# Written request:
Carry none of the pictures over; write out the complete data exactly.

# Recorded data:

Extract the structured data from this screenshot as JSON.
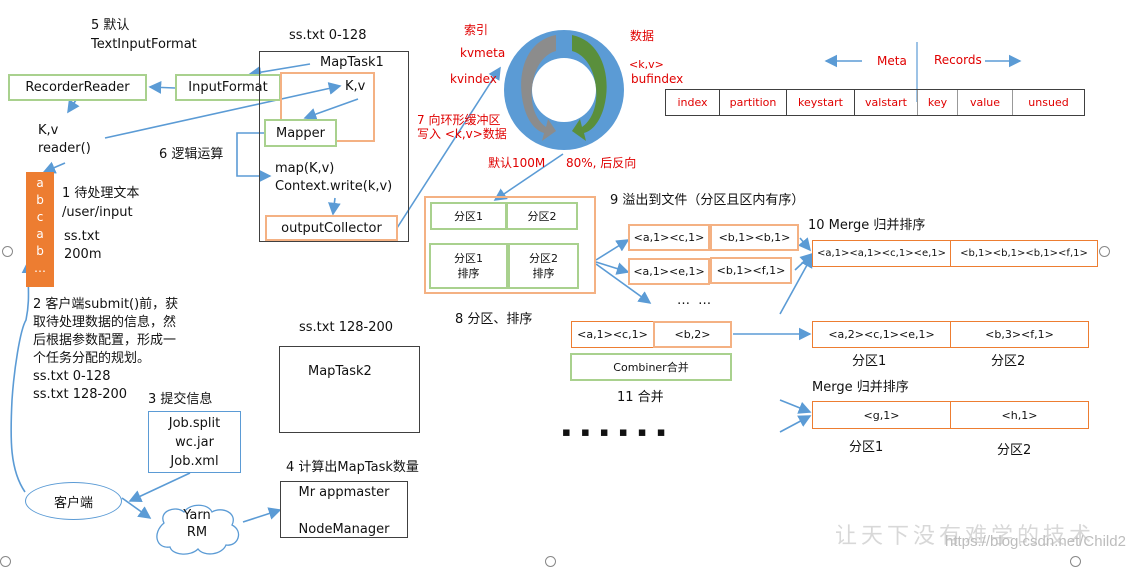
{
  "step5": {
    "title": "5 默认",
    "subtitle": "TextInputFormat"
  },
  "recorder_reader": "RecorderReader",
  "input_format": "InputFormat",
  "reader_label": {
    "kv": "K,v",
    "call": "reader()"
  },
  "step6": "6 逻辑运算",
  "maptask1": {
    "split": "ss.txt 0-128",
    "title": "MapTask1",
    "kv": "K,v",
    "mapper": "Mapper",
    "map_call": "map(K,v)",
    "context_write": "Context.write(k,v)",
    "output_collector": "outputCollector"
  },
  "file_block": {
    "letters": [
      "a",
      "b",
      "c",
      "a",
      "b",
      "…"
    ]
  },
  "step1": {
    "title": "1 待处理文本",
    "path": "/user/input",
    "file": "ss.txt",
    "size": "200m"
  },
  "step2": {
    "lines": [
      "2 客户端submit()前，获",
      "取待处理数据的信息，然",
      "后根据参数配置，形成一",
      "个任务分配的规划。",
      "ss.txt  0-128",
      "ss.txt  128-200"
    ]
  },
  "step3": {
    "title": "3 提交信息",
    "files": [
      "Job.split",
      "wc.jar",
      "Job.xml"
    ]
  },
  "client": "客户端",
  "yarn": {
    "line1": "Yarn",
    "line2": "RM"
  },
  "step4": "4 计算出MapTask数量",
  "appmaster": {
    "line1": "Mr appmaster",
    "line2": "NodeManager"
  },
  "maptask2": {
    "split": "ss.txt 128-200",
    "title": "MapTask2"
  },
  "ring_buffer": {
    "index_label": "索引",
    "kvmeta": "kvmeta",
    "kvindex": "kvindex",
    "data_label": "数据",
    "kv": "<k,v>",
    "bufindex": "bufindex",
    "step7_line1": "7 向环形缓冲区",
    "step7_line2": "写入 <k,v>数据",
    "default_size": "默认100M",
    "threshold": "80%, 后反向",
    "colors": {
      "ring": "#5b9bd5",
      "gray_arrow": "#8c8c8c",
      "green_arrow": "#5a8f3c"
    }
  },
  "buffer_layout": {
    "meta_label": "Meta",
    "records_label": "Records",
    "columns": [
      "index",
      "partition",
      "keystart",
      "valstart",
      "key",
      "value",
      "unsued"
    ]
  },
  "partition_box": {
    "p1": "分区1",
    "p2": "分区2",
    "p1_sort": [
      "分区1",
      "排序"
    ],
    "p2_sort": [
      "分区2",
      "排序"
    ]
  },
  "step8": "8 分区、排序",
  "step9": "9 溢出到文件（分区且区内有序）",
  "spill_files": [
    {
      "p1": "<a,1><c,1>",
      "p2": "<b,1><b,1>"
    },
    {
      "p1": "<a,1><e,1>",
      "p2": "<b,1><f,1>"
    }
  ],
  "ellipsis_small": "…   …",
  "step10": "10 Merge 归并排序",
  "merged": {
    "p1": "<a,1><a,1><c,1><e,1>",
    "p2": "<b,1><b,1><b,1><f,1>"
  },
  "combiner_input": {
    "p1": "<a,1><c,1>",
    "p2": "<b,2>"
  },
  "combiner": "Combiner合并",
  "step11": "11 合并",
  "combined": {
    "p1": "<a,2><c,1><e,1>",
    "p2": "<b,3><f,1>",
    "label1": "分区1",
    "label2": "分区2"
  },
  "merge2": {
    "title": "Merge 归并排序",
    "p1": "<g,1>",
    "p2": "<h,1>",
    "label1": "分区1",
    "label2": "分区2"
  },
  "big_ellipsis": "▪ ▪ ▪   ▪ ▪ ▪",
  "watermark": {
    "text": "让天下没有难学的技术",
    "url": "https://blog.csdn.net/Child2"
  }
}
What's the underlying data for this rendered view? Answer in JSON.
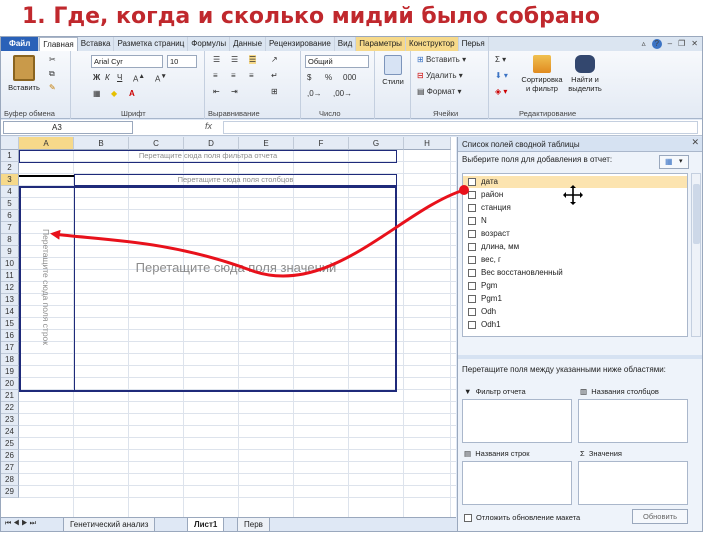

# Written answer:
Extract the structured data from this screenshot as JSON.
{
  "step5": {
    "title": "5 默认",
    "subtitle": "TextInputFormat"
  },
  "recorder_reader": "RecorderReader",
  "input_format": "InputFormat",
  "reader_label": {
    "kv": "K,v",
    "call": "reader()"
  },
  "step6": "6 逻辑运算",
  "maptask1": {
    "split": "ss.txt 0-128",
    "title": "MapTask1",
    "kv": "K,v",
    "mapper": "Mapper",
    "map_call": "map(K,v)",
    "context_write": "Context.write(k,v)",
    "output_collector": "outputCollector"
  },
  "file_block": {
    "letters": [
      "a",
      "b",
      "c",
      "a",
      "b",
      "…"
    ]
  },
  "step1": {
    "title": "1 待处理文本",
    "path": "/user/input",
    "file": "ss.txt",
    "size": "200m"
  },
  "step2": {
    "lines": [
      "2 客户端submit()前，获",
      "取待处理数据的信息，然",
      "后根据参数配置，形成一",
      "个任务分配的规划。",
      "ss.txt  0-128",
      "ss.txt  128-200"
    ]
  },
  "step3": {
    "title": "3 提交信息",
    "files": [
      "Job.split",
      "wc.jar",
      "Job.xml"
    ]
  },
  "client": "客户端",
  "yarn": {
    "line1": "Yarn",
    "line2": "RM"
  },
  "step4": "4 计算出MapTask数量",
  "appmaster": {
    "line1": "Mr appmaster",
    "line2": "NodeManager"
  },
  "maptask2": {
    "split": "ss.txt 128-200",
    "title": "MapTask2"
  },
  "ring_buffer": {
    "index_label": "索引",
    "kvmeta": "kvmeta",
    "kvindex": "kvindex",
    "data_label": "数据",
    "kv": "<k,v>",
    "bufindex": "bufindex",
    "step7_line1": "7 向环形缓冲区",
    "step7_line2": "写入 <k,v>数据",
    "default_size": "默认100M",
    "threshold": "80%, 后反向",
    "colors": {
      "ring": "#5b9bd5",
      "gray_arrow": "#8c8c8c",
      "green_arrow": "#5a8f3c"
    }
  },
  "buffer_layout": {
    "meta_label": "Meta",
    "records_label": "Records",
    "columns": [
      "index",
      "partition",
      "keystart",
      "valstart",
      "key",
      "value",
      "unsued"
    ]
  },
  "partition_box": {
    "p1": "分区1",
    "p2": "分区2",
    "p1_sort": [
      "分区1",
      "排序"
    ],
    "p2_sort": [
      "分区2",
      "排序"
    ]
  },
  "step8": "8 分区、排序",
  "step9": "9 溢出到文件（分区且区内有序）",
  "spill_files": [
    {
      "p1": "<a,1><c,1>",
      "p2": "<b,1><b,1>"
    },
    {
      "p1": "<a,1><e,1>",
      "p2": "<b,1><f,1>"
    }
  ],
  "ellipsis_small": "…   …",
  "step10": "10 Merge 归并排序",
  "merged": {
    "p1": "<a,1><a,1><c,1><e,1>",
    "p2": "<b,1><b,1><b,1><f,1>"
  },
  "combiner_input": {
    "p1": "<a,1><c,1>",
    "p2": "<b,2>"
  },
  "combiner": "Combiner合并",
  "step11": "11 合并",
  "combined": {
    "p1": "<a,2><c,1><e,1>",
    "p2": "<b,3><f,1>",
    "label1": "分区1",
    "label2": "分区2"
  },
  "merge2": {
    "title": "Merge 归并排序",
    "p1": "<g,1>",
    "p2": "<h,1>",
    "label1": "分区1",
    "label2": "分区2"
  },
  "big_ellipsis": "▪ ▪ ▪   ▪ ▪ ▪",
  "watermark": {
    "text": "让天下没有难学的技术",
    "url": "https://blog.csdn.net/Child2"
  }
}
What's the underlying data for this rendered view? Answer in JSON.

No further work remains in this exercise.